Start of Records shown

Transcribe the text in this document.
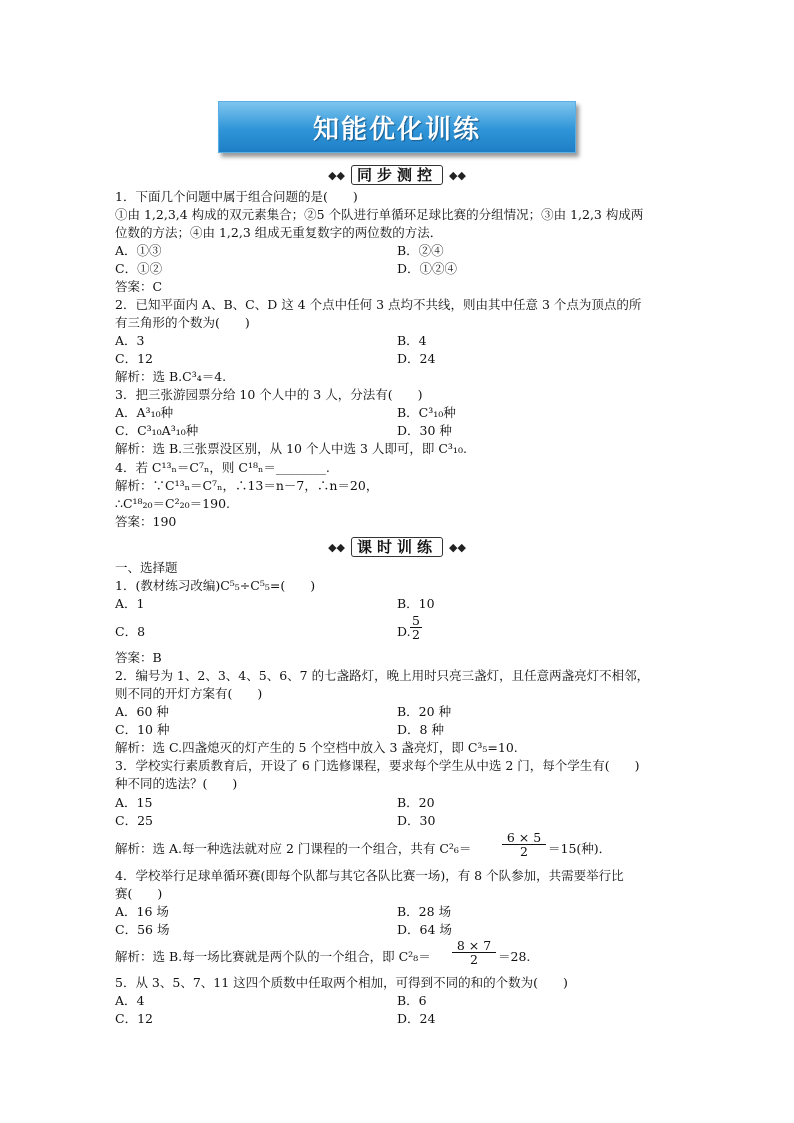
知能优化训练
◆◆ 同步测控	◆◆
1．下面几个问题中属于组合问题的是(　　)
①由 1,2,3,4 构成的双元素集合；②5 个队进行单循环足球比赛的分组情况；③由 1,2,3 构成两
位数的方法；④由 1,2,3 组成无重复数字的两位数的方法．
A．①③	B．②④
C．①②	D．①②④
答案：C
2．已知平面内 A、B、C、D 这 4 个点中任何 3 点均不共线，则由其中任意 3 个点为顶点的所
有三角形的个数为(　　)
A．3	B．4
C．12	D．24
解析：选 B.C³₄＝4.
3．把三张游园票分给 10 个人中的 3 人，分法有(　　)
A．A³₁₀种	B．C³₁₀种
C．C³₁₀A³₁₀种	D．30 种
解析：选 B.三张票没区别，从 10 个人中选 3 人即可，即 C³₁₀.
4．若 C¹³ₙ＝C⁷ₙ，则 C¹⁸ₙ＝________.
解析：∵C¹³ₙ＝C⁷ₙ，∴13＝n－7，∴n＝20，
∴C¹⁸₂₀＝C²₂₀＝190.
答案：190
◆◆ 课时训练	◆◆
一、选择题
1．(教材练习改编)C⁵₅÷C⁵₅=(　　)
A．1	B．10
C．8	D. $\frac{5}{2}$
答案：B
2．编号为 1、2、3、4、5、6、7 的七盏路灯，晚上用时只亮三盏灯，且任意两盏亮灯不相邻，
则不同的开灯方案有(　　)
A．60 种	B．20 种
C．10 种	D．8 种
解析：选 C.四盏熄灭的灯产生的 5 个空档中放入 3 盏亮灯，即 C³₅=10.
3．学校实行素质教育后，开设了 6 门选修课程，要求每个学生从中选 2 门，每个学生有(　　)
种不同的选法？(　　)
A．15	B．20
C．25	D．30
解析：选 A.每一种选法就对应 2 门课程的一个组合，共有 $C^2_6= \frac{6 \times 5}{2} =15$(种)．
4．学校举行足球单循环赛(即每个队都与其它各队比赛一场)，有 8 个队参加，共需要举行比
赛(　　)
A．16 场	B．28 场
C．56 场	D．64 场
解析：选 B.每一场比赛就是两个队的一个组合，即 $C^2_8= \frac{8 \times 7}{2} =28$.
5．从 3、5、7、11 这四个质数中任取两个相加，可得到不同的和的个数为(　　)
A．4	B．6
C．12	D．24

End of Records shown

◆ Problem to work on
Above are records; say how many of their lines contain the word "times", giving only the number.

◆ Final result
2